#### [DESCRIPTION OF THE TASK]
Determine how many lines include the word "values", then give that number and nothing more.

#### [GIVEN RECORDS]
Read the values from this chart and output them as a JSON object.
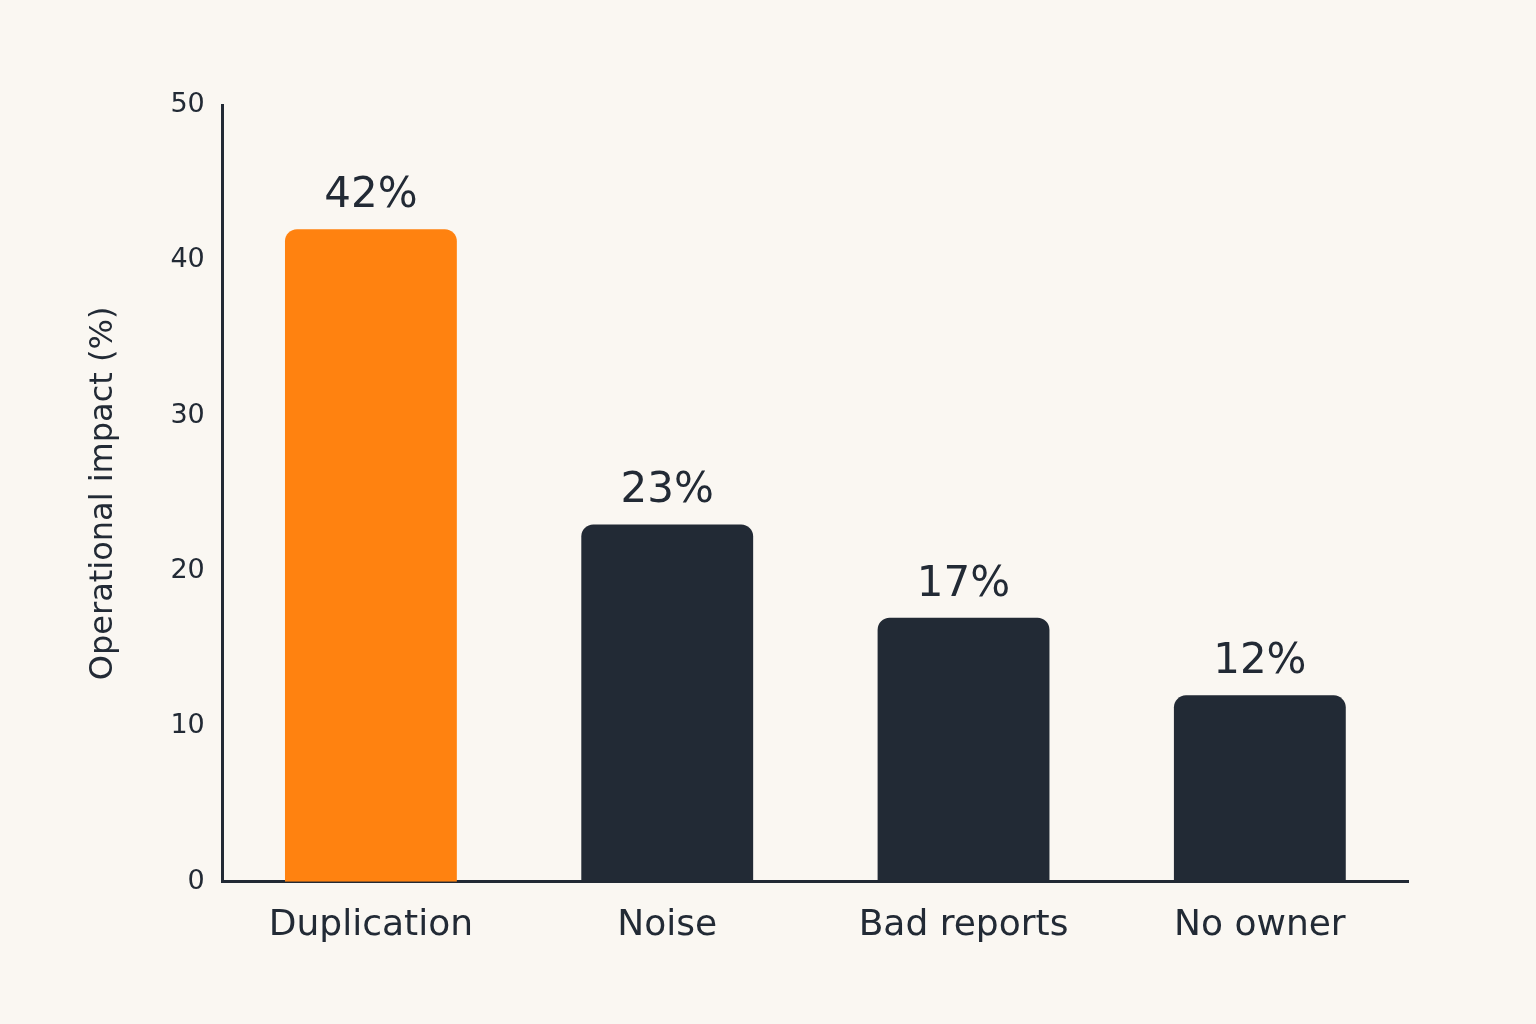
{
  "chart_data": {
    "type": "bar",
    "ylabel": "Operational impact (%)",
    "categories": [
      "Duplication",
      "Noise",
      "Bad reports",
      "No owner"
    ],
    "values": [
      42,
      23,
      17,
      12
    ],
    "colors": [
      "#ff8210",
      "#222a35",
      "#222a35",
      "#222a35"
    ],
    "value_labels": [
      "42%",
      "23%",
      "17%",
      "12%"
    ],
    "ylim": [
      0,
      50
    ],
    "yticks": [
      0,
      10,
      20,
      30,
      40,
      50
    ],
    "grid": false,
    "legend": false
  }
}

#### [WRITTEN RESPONSE]
2